● GIVEN INSTRUCTION: All lines from the one containing "Give me the" through the final line of the records below should be reproduced exactly, with the pictures left out.

Dataset records
#####
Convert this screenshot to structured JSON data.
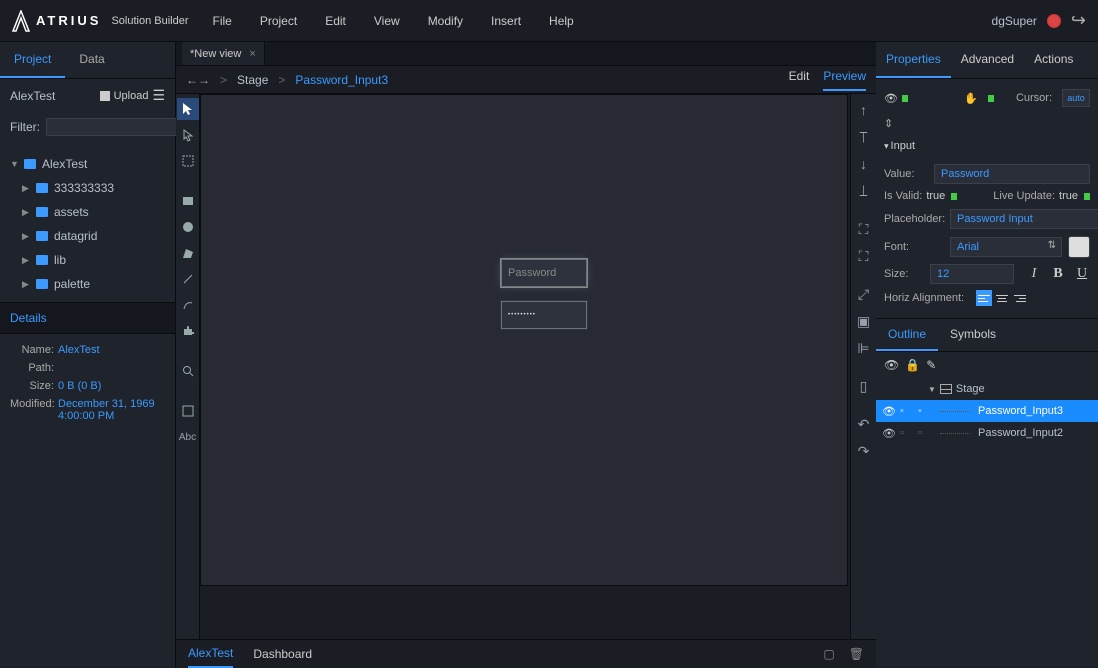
{
  "header": {
    "brand": "ATRIUS",
    "product": "Solution Builder",
    "menu": [
      "File",
      "Project",
      "Edit",
      "View",
      "Modify",
      "Insert",
      "Help"
    ],
    "user": "dgSuper"
  },
  "leftbar": {
    "tabs": {
      "project": "Project",
      "data": "Data"
    },
    "project_name": "AlexTest",
    "upload": "Upload",
    "filter_label": "Filter:",
    "tree": {
      "root": "AlexTest",
      "children": [
        "333333333",
        "assets",
        "datagrid",
        "lib",
        "palette"
      ]
    },
    "details": {
      "title": "Details",
      "name_label": "Name:",
      "name": "AlexTest",
      "path_label": "Path:",
      "path": "",
      "size_label": "Size:",
      "size": "0 B (0 B)",
      "modified_label": "Modified:",
      "modified": "December 31, 1969 4:00:00 PM"
    }
  },
  "center": {
    "doc_tab": "*New view",
    "breadcrumb": {
      "stage": "Stage",
      "current": "Password_Input3"
    },
    "actions": {
      "edit": "Edit",
      "preview": "Preview"
    },
    "inputs": {
      "placeholder1": "Password",
      "value2": "•••••••••"
    },
    "bottom_tabs": {
      "a": "AlexTest",
      "b": "Dashboard"
    }
  },
  "right": {
    "tabs": {
      "properties": "Properties",
      "advanced": "Advanced",
      "actions": "Actions"
    },
    "cursor_label": "Cursor:",
    "cursor_value": "auto",
    "section_input": "Input",
    "value_label": "Value:",
    "value": "Password",
    "isvalid_label": "Is Valid:",
    "isvalid": "true",
    "liveupdate_label": "Live Update:",
    "liveupdate": "true",
    "placeholder_label": "Placeholder:",
    "placeholder": "Password Input",
    "font_label": "Font:",
    "font": "Arial",
    "size_label": "Size:",
    "size": "12",
    "halign_label": "Horiz Alignment:",
    "outline": {
      "tabs": {
        "outline": "Outline",
        "symbols": "Symbols"
      },
      "stage": "Stage",
      "items": [
        "Password_Input3",
        "Password_Input2"
      ]
    }
  }
}
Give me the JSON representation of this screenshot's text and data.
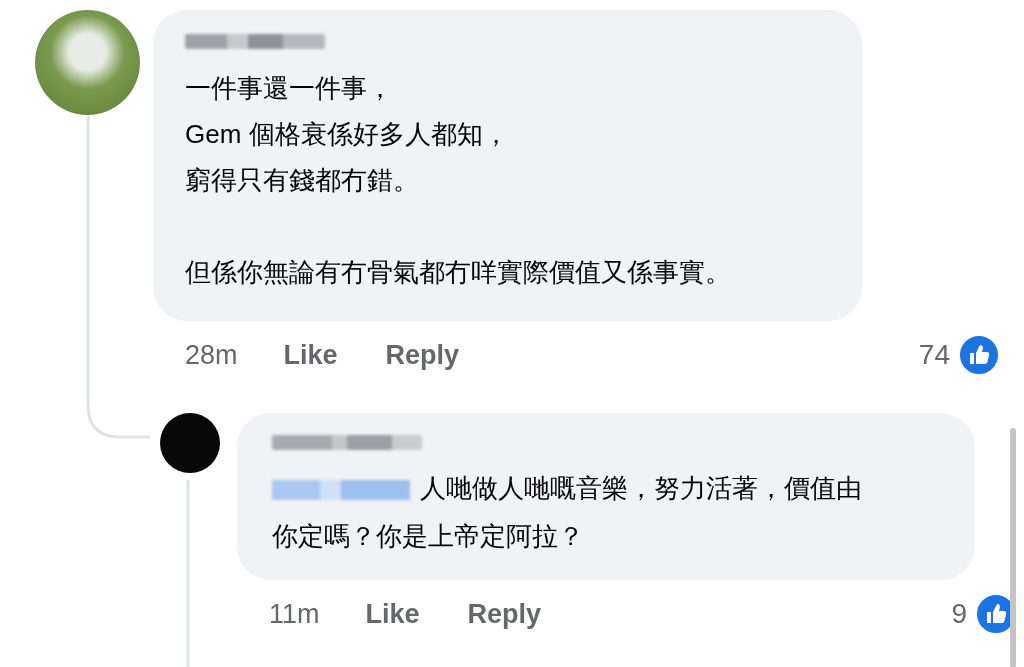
{
  "comments": [
    {
      "paragraphs": [
        [
          "一件事還一件事，",
          "Gem 個格衰係好多人都知，",
          "窮得只有錢都冇錯。"
        ],
        [
          "但係你無論有冇骨氣都冇咩實際價值又係事實。"
        ]
      ],
      "time": "28m",
      "like_label": "Like",
      "reply_label": "Reply",
      "reaction_count": "74"
    }
  ],
  "replies": [
    {
      "text_lines": [
        "人哋做人哋嘅音樂，努力活著，價值由",
        "你定嗎？你是上帝定阿拉？"
      ],
      "time": "11m",
      "like_label": "Like",
      "reply_label": "Reply",
      "reaction_count": "9"
    }
  ]
}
#####
● ANSWER IN FULL:
Give me the JSON representation of this screenshot's text and data.
{
  "comments": [
    {
      "paragraphs": [
        [
          "一件事還一件事，",
          "Gem 個格衰係好多人都知，",
          "窮得只有錢都冇錯。"
        ],
        [
          "但係你無論有冇骨氣都冇咩實際價值又係事實。"
        ]
      ],
      "time": "28m",
      "like_label": "Like",
      "reply_label": "Reply",
      "reaction_count": "74"
    }
  ],
  "replies": [
    {
      "text_lines": [
        "人哋做人哋嘅音樂，努力活著，價值由",
        "你定嗎？你是上帝定阿拉？"
      ],
      "time": "11m",
      "like_label": "Like",
      "reply_label": "Reply",
      "reaction_count": "9"
    }
  ]
}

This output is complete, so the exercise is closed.